The task » Once the pictures are set aside, transcribe the remaining data exactly.

Input records »
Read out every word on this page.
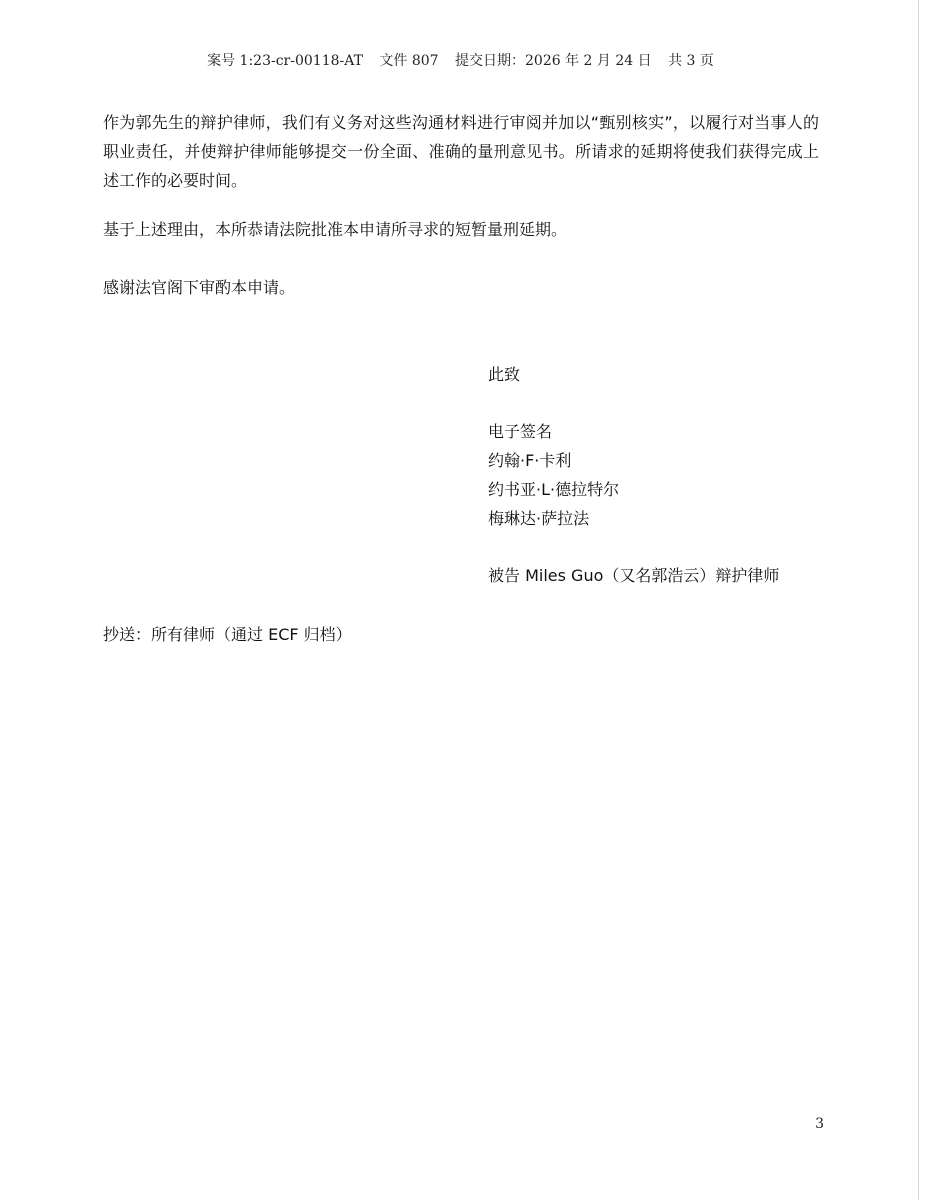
案号 1:23-cr-00118-AT 文件 807 提交日期：2026 年 2 月 24 日 共 3 页
作为郭先生的辩护律师，我们有义务对这些沟通材料进行审阅并加以“甄别核实”，以履行对当事人的职业责任，并使辩护律师能够提交一份全面、准确的量刑意见书。所请求的延期将使我们获得完成上述工作的必要时间。
基于上述理由，本所恭请法院批准本申请所寻求的短暂量刑延期。
感谢法官阁下审酌本申请。
此致
电子签名
约翰·F·卡利
约书亚·L·德拉特尔
梅琳达·萨拉法
被告 Miles Guo（又名郭浩云）辩护律师
抄送：所有律师（通过 ECF 归档）
3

Solution to the exercise »
Read out every word on this page.
案号 1:23-cr-00118-AT 文件 807 提交日期：2026 年 2 月 24 日 共 3 页
作为郭先生的辩护律师，我们有义务对这些沟通材料进行审阅并加以“甄别核实”，以履行对当事人的职业责任，并使辩护律师能够提交一份全面、准确的量刑意见书。所请求的延期将使我们获得完成上述工作的必要时间。
基于上述理由，本所恭请法院批准本申请所寻求的短暂量刑延期。
感谢法官阁下审酌本申请。
此致
电子签名
约翰·F·卡利
约书亚·L·德拉特尔
梅琳达·萨拉法
被告 Miles Guo（又名郭浩云）辩护律师
抄送：所有律师（通过 ECF 归档）
3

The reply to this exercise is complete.